## WHAT YOU HAVE TO DO
From the entries below, work out the number of lines that hold the word "joined", and give that number alone.

## THE RECORDS
———

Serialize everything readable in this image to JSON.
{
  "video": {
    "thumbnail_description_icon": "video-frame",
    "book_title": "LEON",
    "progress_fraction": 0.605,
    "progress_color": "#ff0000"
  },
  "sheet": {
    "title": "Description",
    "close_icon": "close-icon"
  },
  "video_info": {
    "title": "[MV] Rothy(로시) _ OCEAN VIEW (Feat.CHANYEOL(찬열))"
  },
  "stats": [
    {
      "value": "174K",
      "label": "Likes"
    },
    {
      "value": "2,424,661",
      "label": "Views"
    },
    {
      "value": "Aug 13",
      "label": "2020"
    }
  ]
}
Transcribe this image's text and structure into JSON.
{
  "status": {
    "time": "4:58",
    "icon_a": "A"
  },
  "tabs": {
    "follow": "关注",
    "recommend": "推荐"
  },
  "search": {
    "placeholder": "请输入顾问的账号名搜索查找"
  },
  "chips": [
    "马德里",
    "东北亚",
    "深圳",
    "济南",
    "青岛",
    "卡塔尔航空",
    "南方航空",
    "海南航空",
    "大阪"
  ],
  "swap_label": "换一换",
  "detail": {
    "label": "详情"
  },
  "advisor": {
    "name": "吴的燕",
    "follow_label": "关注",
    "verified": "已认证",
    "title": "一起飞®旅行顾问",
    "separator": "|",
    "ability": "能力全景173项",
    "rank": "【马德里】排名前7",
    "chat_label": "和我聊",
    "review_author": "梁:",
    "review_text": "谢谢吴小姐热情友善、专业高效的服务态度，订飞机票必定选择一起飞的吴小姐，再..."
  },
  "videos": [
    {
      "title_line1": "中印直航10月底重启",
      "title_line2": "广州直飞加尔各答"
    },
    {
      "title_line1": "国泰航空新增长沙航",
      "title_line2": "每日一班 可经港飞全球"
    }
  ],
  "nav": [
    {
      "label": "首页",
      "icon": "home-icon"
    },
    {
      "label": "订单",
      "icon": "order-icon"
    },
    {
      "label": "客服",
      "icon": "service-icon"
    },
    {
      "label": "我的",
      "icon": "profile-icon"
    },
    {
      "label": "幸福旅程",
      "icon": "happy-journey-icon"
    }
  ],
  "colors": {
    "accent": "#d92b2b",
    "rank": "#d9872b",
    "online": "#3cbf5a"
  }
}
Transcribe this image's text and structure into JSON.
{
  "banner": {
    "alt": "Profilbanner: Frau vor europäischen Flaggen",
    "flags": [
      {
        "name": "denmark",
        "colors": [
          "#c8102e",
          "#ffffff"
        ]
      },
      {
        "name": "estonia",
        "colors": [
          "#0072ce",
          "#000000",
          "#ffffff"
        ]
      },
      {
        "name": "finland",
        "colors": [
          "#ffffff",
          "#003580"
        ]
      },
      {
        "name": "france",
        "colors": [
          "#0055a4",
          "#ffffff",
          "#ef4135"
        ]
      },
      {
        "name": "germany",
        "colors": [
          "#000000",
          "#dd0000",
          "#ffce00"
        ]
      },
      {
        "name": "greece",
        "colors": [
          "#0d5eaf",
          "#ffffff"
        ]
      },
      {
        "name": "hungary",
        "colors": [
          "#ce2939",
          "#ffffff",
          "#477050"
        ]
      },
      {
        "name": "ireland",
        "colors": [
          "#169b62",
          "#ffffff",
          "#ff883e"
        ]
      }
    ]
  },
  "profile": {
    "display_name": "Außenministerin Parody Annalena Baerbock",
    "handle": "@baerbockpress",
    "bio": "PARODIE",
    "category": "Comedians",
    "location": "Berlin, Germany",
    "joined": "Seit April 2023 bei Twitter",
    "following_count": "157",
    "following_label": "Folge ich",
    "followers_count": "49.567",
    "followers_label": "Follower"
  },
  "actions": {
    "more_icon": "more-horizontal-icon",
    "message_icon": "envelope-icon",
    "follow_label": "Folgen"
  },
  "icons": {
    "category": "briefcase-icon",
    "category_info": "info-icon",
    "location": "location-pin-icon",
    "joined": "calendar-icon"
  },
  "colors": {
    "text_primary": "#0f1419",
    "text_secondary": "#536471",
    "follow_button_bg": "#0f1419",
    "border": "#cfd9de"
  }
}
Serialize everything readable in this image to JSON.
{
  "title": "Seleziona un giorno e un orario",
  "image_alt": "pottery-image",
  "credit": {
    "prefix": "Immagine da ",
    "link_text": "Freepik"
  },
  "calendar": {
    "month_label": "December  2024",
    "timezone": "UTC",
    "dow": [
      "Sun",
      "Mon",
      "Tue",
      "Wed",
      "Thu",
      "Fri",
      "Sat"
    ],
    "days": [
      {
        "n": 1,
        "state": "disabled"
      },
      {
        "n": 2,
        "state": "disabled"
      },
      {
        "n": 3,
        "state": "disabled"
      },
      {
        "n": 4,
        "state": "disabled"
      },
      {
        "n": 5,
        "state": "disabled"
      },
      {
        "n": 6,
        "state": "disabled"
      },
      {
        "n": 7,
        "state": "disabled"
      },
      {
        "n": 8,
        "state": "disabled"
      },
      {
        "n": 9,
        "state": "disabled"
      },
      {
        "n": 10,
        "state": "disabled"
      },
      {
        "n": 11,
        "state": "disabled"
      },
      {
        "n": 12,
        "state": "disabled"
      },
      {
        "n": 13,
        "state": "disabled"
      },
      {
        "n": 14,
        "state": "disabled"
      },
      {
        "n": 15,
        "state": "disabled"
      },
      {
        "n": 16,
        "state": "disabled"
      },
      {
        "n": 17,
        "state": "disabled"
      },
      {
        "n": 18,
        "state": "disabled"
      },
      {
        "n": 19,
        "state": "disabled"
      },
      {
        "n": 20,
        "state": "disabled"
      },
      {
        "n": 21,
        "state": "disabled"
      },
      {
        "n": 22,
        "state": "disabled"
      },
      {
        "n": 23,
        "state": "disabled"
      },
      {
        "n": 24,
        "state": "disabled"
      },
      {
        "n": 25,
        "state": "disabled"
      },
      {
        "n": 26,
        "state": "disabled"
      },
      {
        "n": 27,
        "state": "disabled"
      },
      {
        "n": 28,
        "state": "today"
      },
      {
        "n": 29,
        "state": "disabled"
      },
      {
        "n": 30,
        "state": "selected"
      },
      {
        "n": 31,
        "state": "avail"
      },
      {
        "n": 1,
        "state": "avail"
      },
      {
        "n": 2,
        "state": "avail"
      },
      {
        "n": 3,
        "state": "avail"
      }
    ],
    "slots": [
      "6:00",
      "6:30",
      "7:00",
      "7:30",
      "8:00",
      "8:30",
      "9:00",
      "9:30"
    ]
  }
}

———

## REPLY
2